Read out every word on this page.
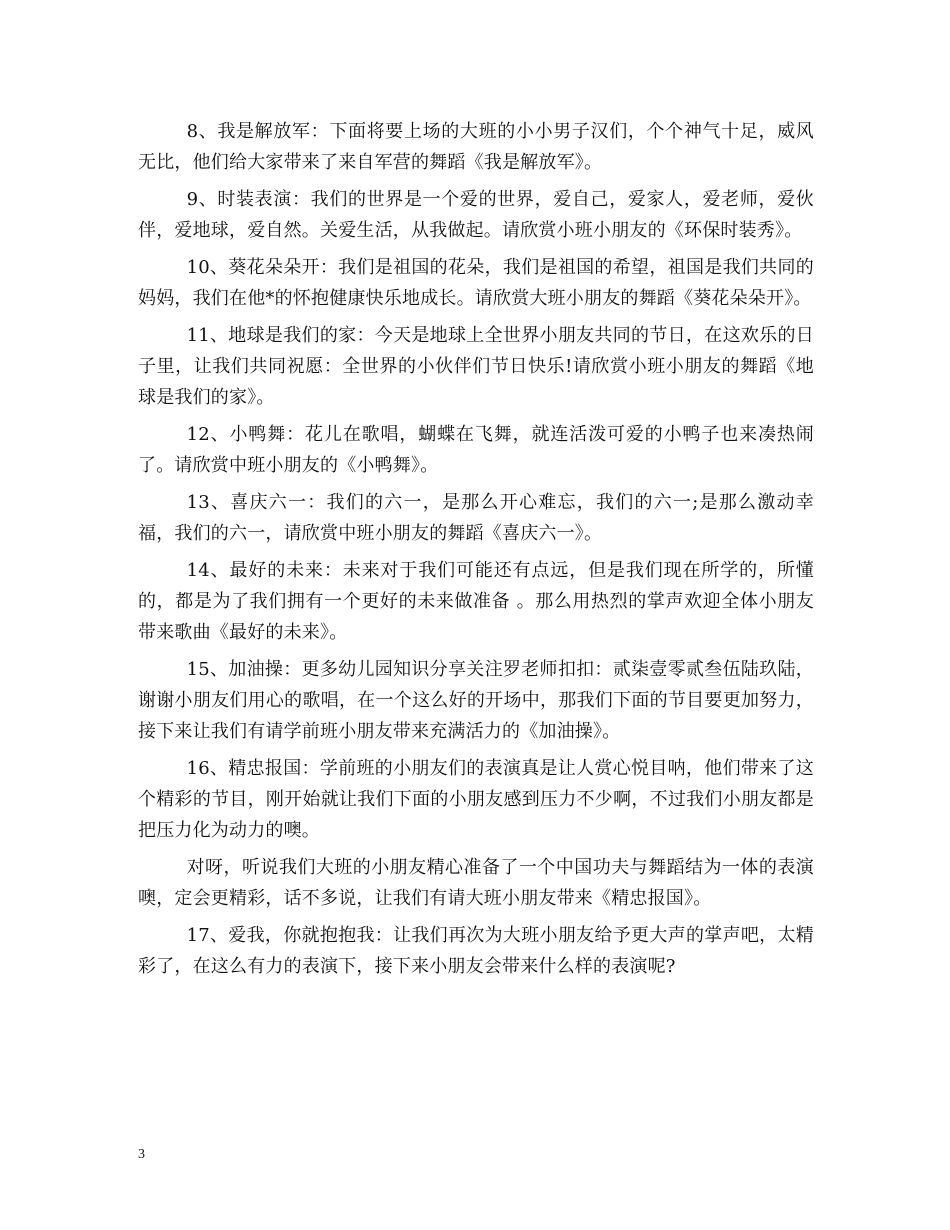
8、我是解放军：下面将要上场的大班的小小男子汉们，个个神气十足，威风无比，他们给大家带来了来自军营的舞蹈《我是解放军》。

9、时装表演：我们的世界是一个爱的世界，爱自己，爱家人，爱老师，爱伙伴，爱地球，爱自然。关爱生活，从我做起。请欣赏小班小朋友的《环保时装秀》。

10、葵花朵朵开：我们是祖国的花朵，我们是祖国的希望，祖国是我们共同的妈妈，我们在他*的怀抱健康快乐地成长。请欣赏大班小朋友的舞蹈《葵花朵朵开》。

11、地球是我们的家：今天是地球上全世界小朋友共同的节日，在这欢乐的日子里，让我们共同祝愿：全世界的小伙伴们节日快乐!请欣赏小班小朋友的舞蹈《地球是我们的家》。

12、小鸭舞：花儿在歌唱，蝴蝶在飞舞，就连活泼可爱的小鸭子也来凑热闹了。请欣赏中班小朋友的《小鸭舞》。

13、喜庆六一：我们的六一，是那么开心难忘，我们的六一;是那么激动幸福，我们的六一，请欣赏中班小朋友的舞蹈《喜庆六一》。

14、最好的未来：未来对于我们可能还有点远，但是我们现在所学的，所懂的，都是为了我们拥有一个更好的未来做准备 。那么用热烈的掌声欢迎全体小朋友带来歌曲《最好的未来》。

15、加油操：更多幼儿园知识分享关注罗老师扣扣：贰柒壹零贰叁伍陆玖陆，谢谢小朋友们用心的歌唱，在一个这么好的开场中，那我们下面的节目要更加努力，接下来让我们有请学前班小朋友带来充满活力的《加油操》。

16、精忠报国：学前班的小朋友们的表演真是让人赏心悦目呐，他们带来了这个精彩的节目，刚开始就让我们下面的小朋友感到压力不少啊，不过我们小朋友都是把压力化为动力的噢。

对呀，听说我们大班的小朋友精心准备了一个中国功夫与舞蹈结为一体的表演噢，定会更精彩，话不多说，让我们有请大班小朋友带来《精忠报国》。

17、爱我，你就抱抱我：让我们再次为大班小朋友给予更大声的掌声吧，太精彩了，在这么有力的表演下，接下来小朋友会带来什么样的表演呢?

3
* * *
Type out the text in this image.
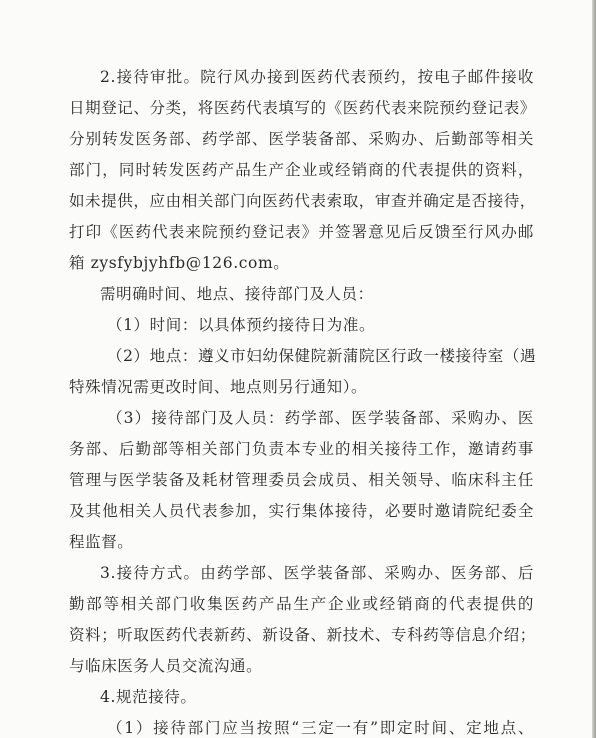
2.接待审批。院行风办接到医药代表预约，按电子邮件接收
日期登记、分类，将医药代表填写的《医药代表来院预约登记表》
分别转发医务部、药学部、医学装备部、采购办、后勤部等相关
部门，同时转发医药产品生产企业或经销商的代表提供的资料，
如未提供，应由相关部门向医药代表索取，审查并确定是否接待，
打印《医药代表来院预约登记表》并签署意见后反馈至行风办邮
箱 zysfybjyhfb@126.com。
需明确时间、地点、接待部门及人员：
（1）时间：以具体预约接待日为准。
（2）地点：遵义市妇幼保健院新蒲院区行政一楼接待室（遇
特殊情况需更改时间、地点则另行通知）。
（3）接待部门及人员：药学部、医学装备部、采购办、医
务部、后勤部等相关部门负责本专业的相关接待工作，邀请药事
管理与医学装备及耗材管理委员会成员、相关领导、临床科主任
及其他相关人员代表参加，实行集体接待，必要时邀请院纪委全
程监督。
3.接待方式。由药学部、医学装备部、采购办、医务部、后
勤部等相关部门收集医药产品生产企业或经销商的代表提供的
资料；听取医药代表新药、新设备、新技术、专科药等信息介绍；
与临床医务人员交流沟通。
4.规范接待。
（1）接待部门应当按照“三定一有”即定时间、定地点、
* * *
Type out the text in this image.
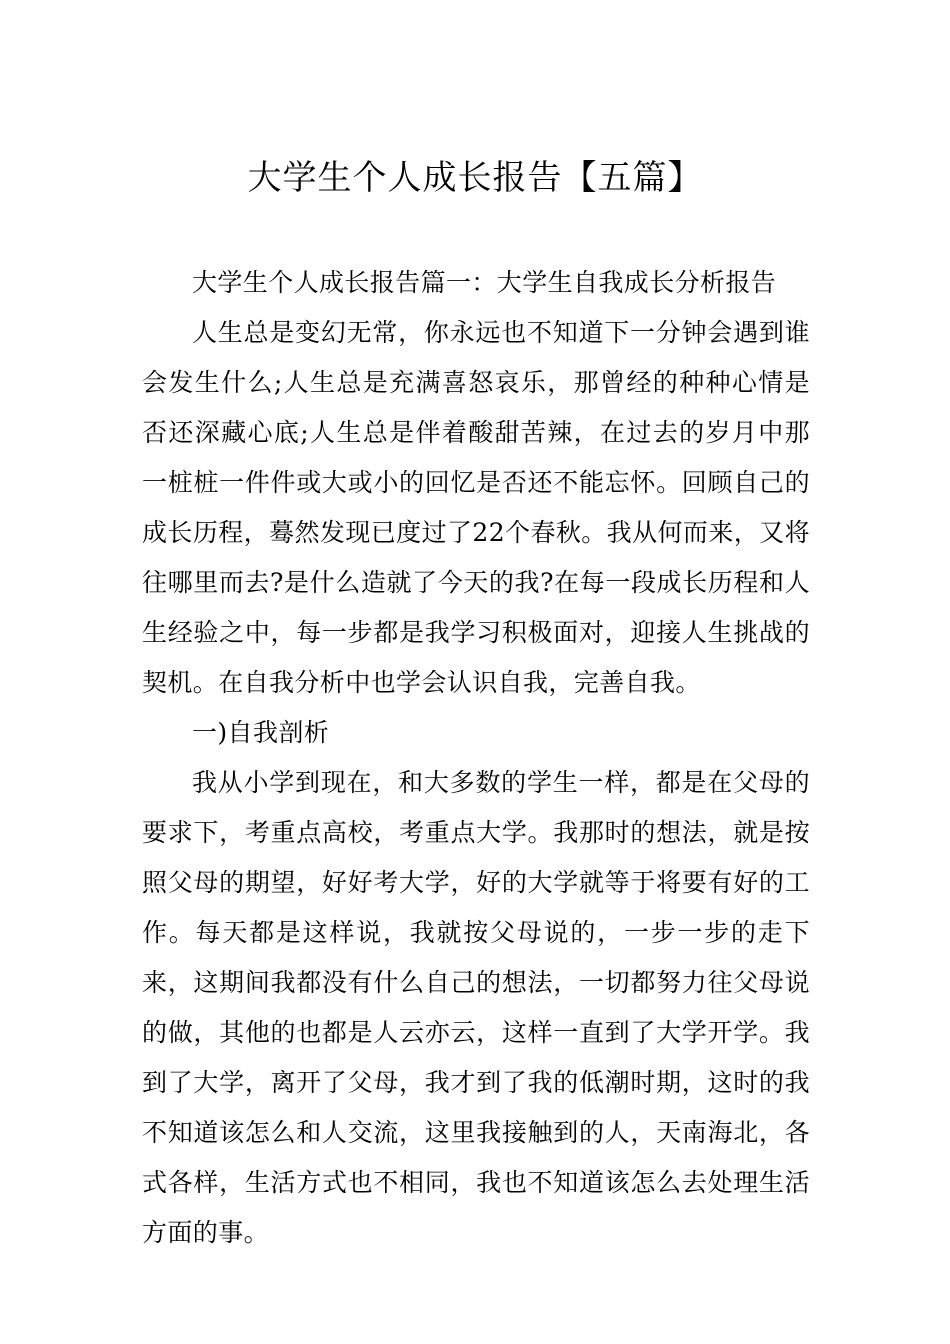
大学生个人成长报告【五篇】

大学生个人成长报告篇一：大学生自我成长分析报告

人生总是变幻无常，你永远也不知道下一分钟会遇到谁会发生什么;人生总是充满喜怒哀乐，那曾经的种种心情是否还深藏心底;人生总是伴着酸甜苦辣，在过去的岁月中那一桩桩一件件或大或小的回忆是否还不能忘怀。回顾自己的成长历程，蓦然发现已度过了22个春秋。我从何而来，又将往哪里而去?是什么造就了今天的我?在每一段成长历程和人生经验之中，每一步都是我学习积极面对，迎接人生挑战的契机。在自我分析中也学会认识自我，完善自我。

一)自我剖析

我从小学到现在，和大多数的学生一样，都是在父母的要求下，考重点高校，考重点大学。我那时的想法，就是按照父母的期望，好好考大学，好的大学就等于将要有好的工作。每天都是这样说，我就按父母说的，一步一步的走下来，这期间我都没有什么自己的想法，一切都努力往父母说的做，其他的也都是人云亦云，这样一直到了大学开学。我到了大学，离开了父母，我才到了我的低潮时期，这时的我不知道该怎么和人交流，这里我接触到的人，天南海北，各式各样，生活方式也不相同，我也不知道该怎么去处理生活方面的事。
* * *
Show the lines that mention the word "医药代表来院预约登记表".

WRITTEN RESPONSE:
日期登记、分类，将医药代表填写的《医药代表来院预约登记表》
打印《医药代表来院预约登记表》并签署意见后反馈至行风办邮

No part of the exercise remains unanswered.